* **Request**
Wherever the word "UNITED" shows up in a line, please copy that line.

Records

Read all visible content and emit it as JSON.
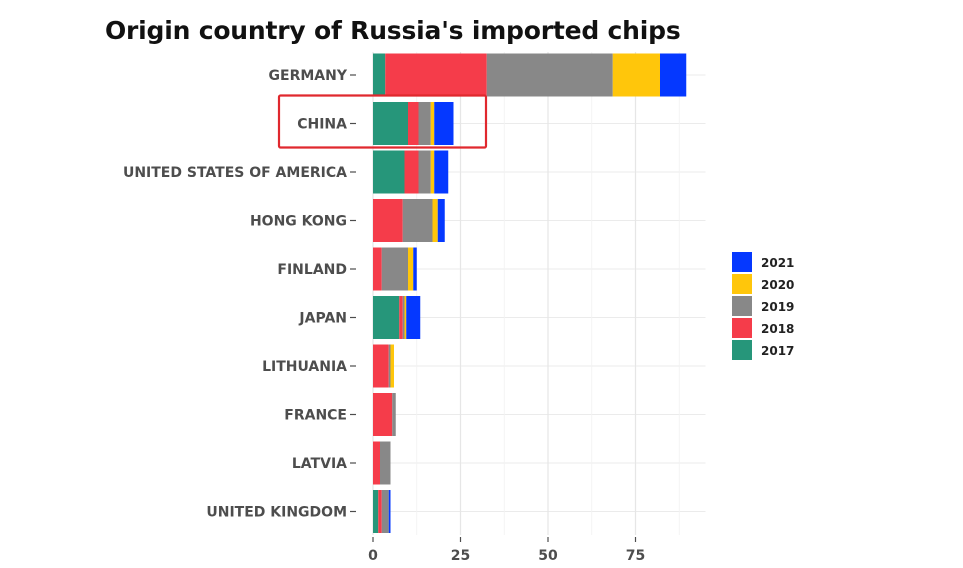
{
  "chart_data": {
    "type": "bar",
    "orientation": "horizontal",
    "stacked": true,
    "title": "Origin country of Russia's imported chips",
    "xlabel": "",
    "ylabel": "",
    "xlim": [
      0,
      95
    ],
    "x_ticks": [
      0,
      25,
      50,
      75
    ],
    "grid": true,
    "legend_position": "right",
    "categories": [
      "GERMANY",
      "CHINA",
      "UNITED STATES OF AMERICA",
      "HONG KONG",
      "FINLAND",
      "JAPAN",
      "LITHUANIA",
      "FRANCE",
      "LATVIA",
      "UNITED KINGDOM"
    ],
    "series": [
      {
        "name": "2017",
        "color": "#26967a",
        "values": [
          3.5,
          10,
          9,
          0,
          0,
          7.5,
          0,
          0,
          0,
          1.5
        ]
      },
      {
        "name": "2018",
        "color": "#f53c4a",
        "values": [
          29,
          3,
          4,
          8.5,
          2.5,
          1,
          4.5,
          5.5,
          2,
          1
        ]
      },
      {
        "name": "2019",
        "color": "#888888",
        "values": [
          36,
          3.5,
          3.5,
          8.5,
          7.5,
          0.5,
          0.5,
          1,
          3,
          2
        ]
      },
      {
        "name": "2020",
        "color": "#ffc60b",
        "values": [
          13.5,
          1,
          1,
          1.5,
          1.5,
          0.5,
          1,
          0,
          0,
          0
        ]
      },
      {
        "name": "2021",
        "color": "#0538ff",
        "values": [
          7.5,
          5.5,
          4,
          2,
          1,
          4,
          0,
          0,
          0,
          0.5
        ]
      }
    ],
    "legend_order": [
      "2021",
      "2020",
      "2019",
      "2018",
      "2017"
    ],
    "highlight": {
      "category": "CHINA",
      "color": "#e0282e"
    }
  }
}
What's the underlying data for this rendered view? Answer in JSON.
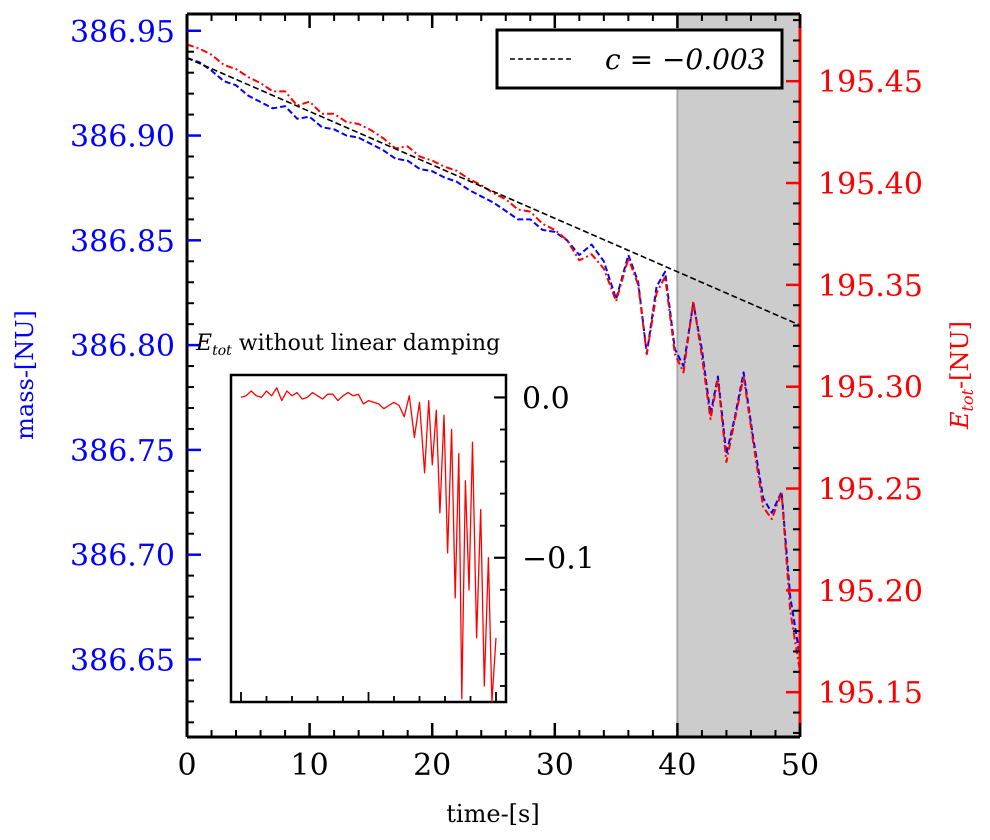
{
  "chart_data": {
    "type": "line",
    "xlabel": "time-[s]",
    "ylabel_left": "mass-[NU]",
    "ylabel_right": "E_tot-[NU]",
    "ylabel_right_main": "E",
    "ylabel_right_sub": "tot",
    "ylabel_right_suffix": "-[NU]",
    "xlim": [
      0,
      50
    ],
    "ylim_left": [
      386.613,
      386.958
    ],
    "ylim_right": [
      195.128,
      195.483
    ],
    "xticks": [
      "0",
      "10",
      "20",
      "30",
      "40",
      "50"
    ],
    "xticks_values": [
      0,
      10,
      20,
      30,
      40,
      50
    ],
    "yticks_left": [
      "386.65",
      "386.70",
      "386.75",
      "386.80",
      "386.85",
      "386.90",
      "386.95"
    ],
    "yticks_left_values": [
      386.65,
      386.7,
      386.75,
      386.8,
      386.85,
      386.9,
      386.95
    ],
    "yticks_right": [
      "195.15",
      "195.20",
      "195.25",
      "195.30",
      "195.35",
      "195.40",
      "195.45"
    ],
    "yticks_right_values": [
      195.15,
      195.2,
      195.25,
      195.3,
      195.35,
      195.4,
      195.45
    ],
    "shaded_region": {
      "x": [
        40,
        50
      ]
    },
    "legend": {
      "placement": "top-right",
      "entries": [
        "c = −0.003"
      ],
      "label_main": "c = −0.003"
    },
    "series": [
      {
        "name": "mass",
        "axis": "left",
        "color": "#0000ff",
        "style": "dashed",
        "x": [
          0,
          1,
          2,
          3,
          4,
          5,
          6,
          7,
          8,
          9,
          10,
          11,
          12,
          13,
          14,
          15,
          16,
          17,
          18,
          19,
          20,
          21,
          22,
          23,
          24,
          25,
          26,
          27,
          28,
          29,
          30,
          31,
          32,
          33,
          34,
          35,
          36,
          36.8,
          37.5,
          38.3,
          39,
          39.8,
          40.5,
          41.3,
          42,
          42.7,
          43.3,
          44,
          44.7,
          45.4,
          46.2,
          47,
          47.7,
          48.5,
          49.2,
          50
        ],
        "y": [
          386.937,
          386.935,
          386.931,
          386.926,
          386.924,
          386.919,
          386.916,
          386.913,
          386.914,
          386.908,
          386.909,
          386.904,
          386.903,
          386.9,
          386.899,
          386.896,
          386.893,
          386.889,
          386.888,
          386.884,
          386.883,
          386.88,
          386.878,
          386.874,
          386.871,
          386.868,
          386.864,
          386.86,
          386.86,
          386.855,
          386.854,
          386.85,
          386.843,
          386.848,
          386.84,
          386.822,
          386.843,
          386.83,
          386.796,
          386.828,
          386.835,
          386.798,
          386.79,
          386.82,
          386.798,
          386.767,
          386.785,
          386.748,
          386.766,
          386.787,
          386.755,
          386.727,
          386.72,
          386.73,
          386.68,
          386.651
        ]
      },
      {
        "name": "E_tot",
        "axis": "right",
        "color": "#ff0000",
        "style": "dashdot",
        "x": [
          0,
          1,
          2,
          3,
          4,
          5,
          6,
          7,
          8,
          9,
          10,
          11,
          12,
          13,
          14,
          15,
          16,
          17,
          18,
          19,
          20,
          21,
          22,
          23,
          24,
          25,
          26,
          27,
          28,
          29,
          30,
          31,
          32,
          33,
          34,
          35,
          36,
          36.8,
          37.5,
          38.3,
          39,
          39.8,
          40.5,
          41.3,
          42,
          42.7,
          43.3,
          44,
          44.7,
          45.4,
          46.2,
          47,
          47.7,
          48.5,
          49.2,
          50
        ],
        "y": [
          195.468,
          195.466,
          195.463,
          195.458,
          195.456,
          195.452,
          195.449,
          195.445,
          195.445,
          195.438,
          195.44,
          195.434,
          195.434,
          195.43,
          195.429,
          195.426,
          195.422,
          195.417,
          195.418,
          195.413,
          195.411,
          195.408,
          195.406,
          195.402,
          195.399,
          195.395,
          195.392,
          195.387,
          195.386,
          195.38,
          195.377,
          195.372,
          195.362,
          195.365,
          195.358,
          195.342,
          195.363,
          195.35,
          195.316,
          195.346,
          195.354,
          195.316,
          195.307,
          195.342,
          195.315,
          195.284,
          195.304,
          195.263,
          195.284,
          195.305,
          195.272,
          195.241,
          195.235,
          195.248,
          195.19,
          195.16
        ]
      },
      {
        "name": "c = −0.003",
        "axis": "left",
        "color": "#000000",
        "style": "dashed",
        "x": [
          0,
          50
        ],
        "y": [
          386.937,
          386.8095
        ]
      }
    ],
    "inset": {
      "title": "E_tot without linear damping",
      "title_main": "E",
      "title_sub": "tot",
      "title_rest": " without linear damping",
      "yticks": [
        "0.0",
        "−0.1"
      ],
      "yticks_values": [
        0.0,
        -0.1
      ],
      "ylim": [
        -0.19,
        0.014
      ],
      "xlim": [
        0,
        50
      ],
      "series": {
        "color": "#ff0000",
        "x": [
          0,
          1,
          2,
          3,
          4,
          5,
          6,
          7,
          8,
          9,
          10,
          11,
          12,
          13,
          14,
          15,
          16,
          17,
          18,
          19,
          20,
          21,
          22,
          23,
          24,
          25,
          26,
          27,
          28,
          29,
          30,
          31,
          32,
          33,
          34,
          35,
          36,
          36.8,
          37.5,
          38.3,
          39,
          39.8,
          40.5,
          41.3,
          42,
          42.7,
          43.3,
          44,
          44.7,
          45.4,
          46.2,
          47,
          47.7,
          48.5,
          49.2,
          50
        ],
        "y": [
          0.0,
          0.001,
          0.004,
          0.001,
          0.0,
          0.004,
          0.001,
          0.006,
          -0.002,
          0.004,
          0.001,
          0.003,
          -0.001,
          0.0,
          0.003,
          0.001,
          -0.001,
          0.002,
          0.002,
          -0.002,
          0.001,
          0.003,
          0.001,
          0.002,
          -0.004,
          -0.002,
          -0.003,
          -0.004,
          -0.007,
          -0.005,
          -0.003,
          -0.005,
          -0.012,
          0.001,
          -0.025,
          -0.003,
          -0.047,
          -0.002,
          -0.042,
          -0.008,
          -0.072,
          -0.011,
          -0.097,
          -0.02,
          -0.125,
          -0.035,
          -0.188,
          -0.052,
          -0.12,
          -0.028,
          -0.15,
          -0.07,
          -0.18,
          -0.1,
          -0.19,
          -0.15
        ]
      }
    }
  }
}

* **Written answer**
      "UNITED STATES OF AMERICA",
      "UNITED KINGDOM"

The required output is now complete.